- [AIM]: Going through the material below, please gather all lines with the word "this" in them.

- [RECORDS TO PROCESS]:
────────────────────
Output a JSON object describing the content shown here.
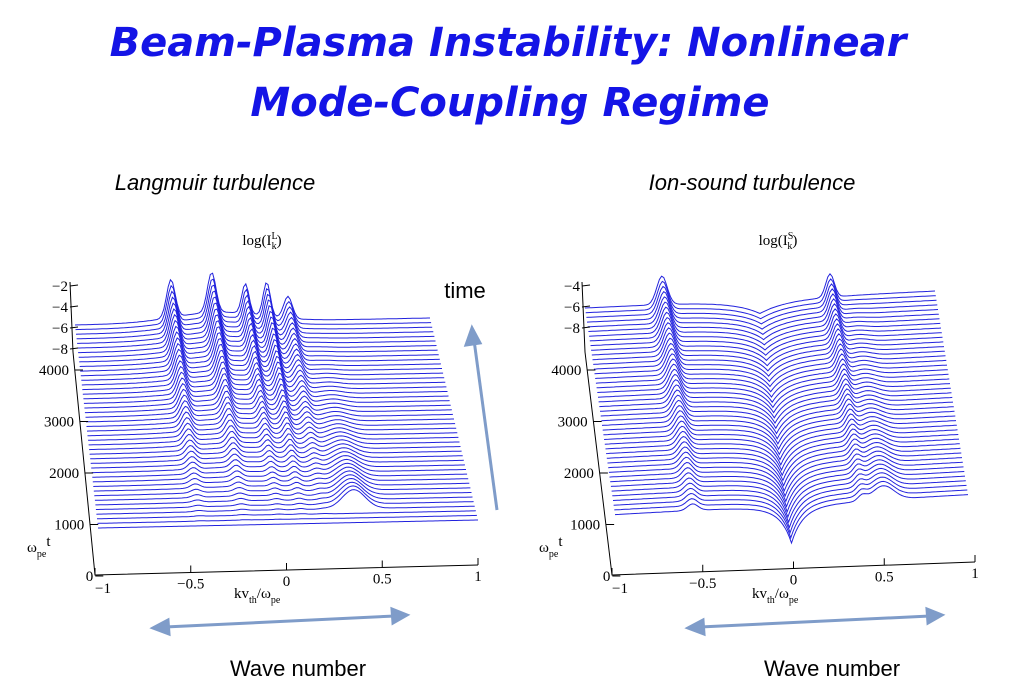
{
  "title": [
    "Beam-Plasma Instability: Nonlinear",
    "Mode-Coupling Regime"
  ],
  "time_label": "time",
  "panels": [
    {
      "heading": "Langmuir turbulence",
      "zlabel": {
        "a": "log(I",
        "sub": "k",
        "sup": "L",
        "b": ")"
      },
      "zticks": [
        "−2",
        "−4",
        "−6",
        "−8"
      ],
      "tticks": [
        "4000",
        "3000",
        "2000",
        "1000",
        "0"
      ],
      "tlabel": {
        "a": "ω",
        "sub": "pe",
        "b": "t"
      },
      "xticks": [
        "−1",
        "−0.5",
        "0",
        "0.5",
        "1"
      ],
      "xlabel": {
        "a": "kv",
        "sub1": "th",
        "b": "/ω",
        "sub2": "pe"
      },
      "caption": "Wave number"
    },
    {
      "heading": "Ion-sound turbulence",
      "zlabel": {
        "a": "log(I",
        "sub": "k",
        "sup": "S",
        "b": ")"
      },
      "zticks": [
        "−4",
        "−6",
        "−8"
      ],
      "tticks": [
        "4000",
        "3000",
        "2000",
        "1000",
        "0"
      ],
      "tlabel": {
        "a": "ω",
        "sub": "pe",
        "b": "t"
      },
      "xticks": [
        "−1",
        "−0.5",
        "0",
        "0.5",
        "1"
      ],
      "xlabel": {
        "a": "kv",
        "sub1": "th",
        "b": "/ω",
        "sub2": "pe"
      },
      "caption": "Wave number"
    }
  ]
}
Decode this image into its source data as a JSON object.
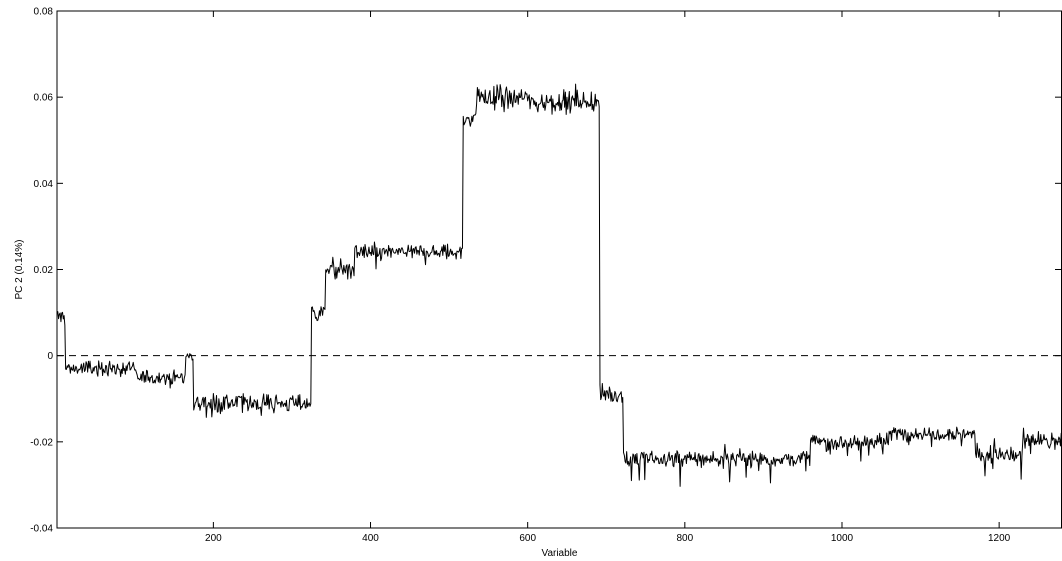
{
  "chart_data": {
    "type": "line",
    "xlabel": "Variable",
    "ylabel": "PC 2 (0.14%)",
    "xlim": [
      1,
      1280
    ],
    "ylim": [
      -0.04,
      0.08
    ],
    "xticks": [
      200,
      400,
      600,
      800,
      1000,
      1200
    ],
    "xtick_labels": [
      "200",
      "400",
      "600",
      "800",
      "1000",
      "1200"
    ],
    "yticks": [
      -0.04,
      -0.02,
      0,
      0.02,
      0.04,
      0.06,
      0.08
    ],
    "ytick_labels": [
      "-0.04",
      "-0.02",
      "0",
      "0.02",
      "0.04",
      "0.06",
      "0.08"
    ],
    "grid": false,
    "reference_line": {
      "y": 0,
      "style": "dashed"
    },
    "series": [
      {
        "color": "#000000",
        "segments": [
          {
            "x_start": 1,
            "x_end": 12,
            "level": 0.009,
            "noise": 0.0015,
            "spike": 0.002
          },
          {
            "x_start": 12,
            "x_end": 100,
            "level": -0.003,
            "noise": 0.0012,
            "spike": 0.002
          },
          {
            "x_start": 100,
            "x_end": 165,
            "level": -0.005,
            "noise": 0.0012,
            "spike": 0.002
          },
          {
            "x_start": 165,
            "x_end": 175,
            "level": 0.0,
            "noise": 0.001,
            "spike": 0.001
          },
          {
            "x_start": 175,
            "x_end": 325,
            "level": -0.011,
            "noise": 0.0014,
            "spike": 0.004
          },
          {
            "x_start": 325,
            "x_end": 343,
            "level": 0.01,
            "noise": 0.0015,
            "spike": 0.004
          },
          {
            "x_start": 343,
            "x_end": 380,
            "level": 0.02,
            "noise": 0.0014,
            "spike": 0.004
          },
          {
            "x_start": 380,
            "x_end": 518,
            "level": 0.024,
            "noise": 0.0012,
            "spike": 0.005
          },
          {
            "x_start": 518,
            "x_end": 535,
            "level": 0.055,
            "noise": 0.0015,
            "spike": 0.004
          },
          {
            "x_start": 535,
            "x_end": 600,
            "level": 0.06,
            "noise": 0.0018,
            "spike": 0.007
          },
          {
            "x_start": 600,
            "x_end": 692,
            "level": 0.059,
            "noise": 0.0015,
            "spike": 0.004
          },
          {
            "x_start": 692,
            "x_end": 722,
            "level": -0.009,
            "noise": 0.0014,
            "spike": 0.003
          },
          {
            "x_start": 722,
            "x_end": 960,
            "level": -0.024,
            "noise": 0.0013,
            "spike": 0.006
          },
          {
            "x_start": 960,
            "x_end": 1060,
            "level": -0.02,
            "noise": 0.0012,
            "spike": 0.004
          },
          {
            "x_start": 1060,
            "x_end": 1170,
            "level": -0.018,
            "noise": 0.0011,
            "spike": 0.004
          },
          {
            "x_start": 1170,
            "x_end": 1230,
            "level": -0.023,
            "noise": 0.0014,
            "spike": 0.006
          },
          {
            "x_start": 1230,
            "x_end": 1280,
            "level": -0.02,
            "noise": 0.0013,
            "spike": 0.004
          }
        ]
      }
    ]
  }
}
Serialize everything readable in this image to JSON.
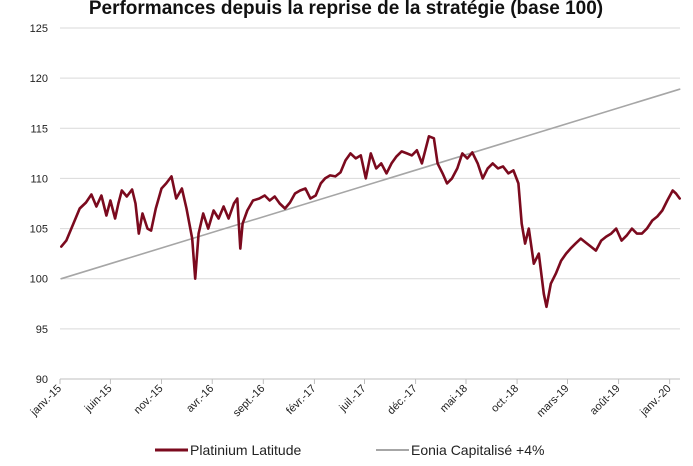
────────────────────
- [COMPLETED TASK]:
Decode this image into its source data as a JSON object.
Serialize everything readable in this image to JSON.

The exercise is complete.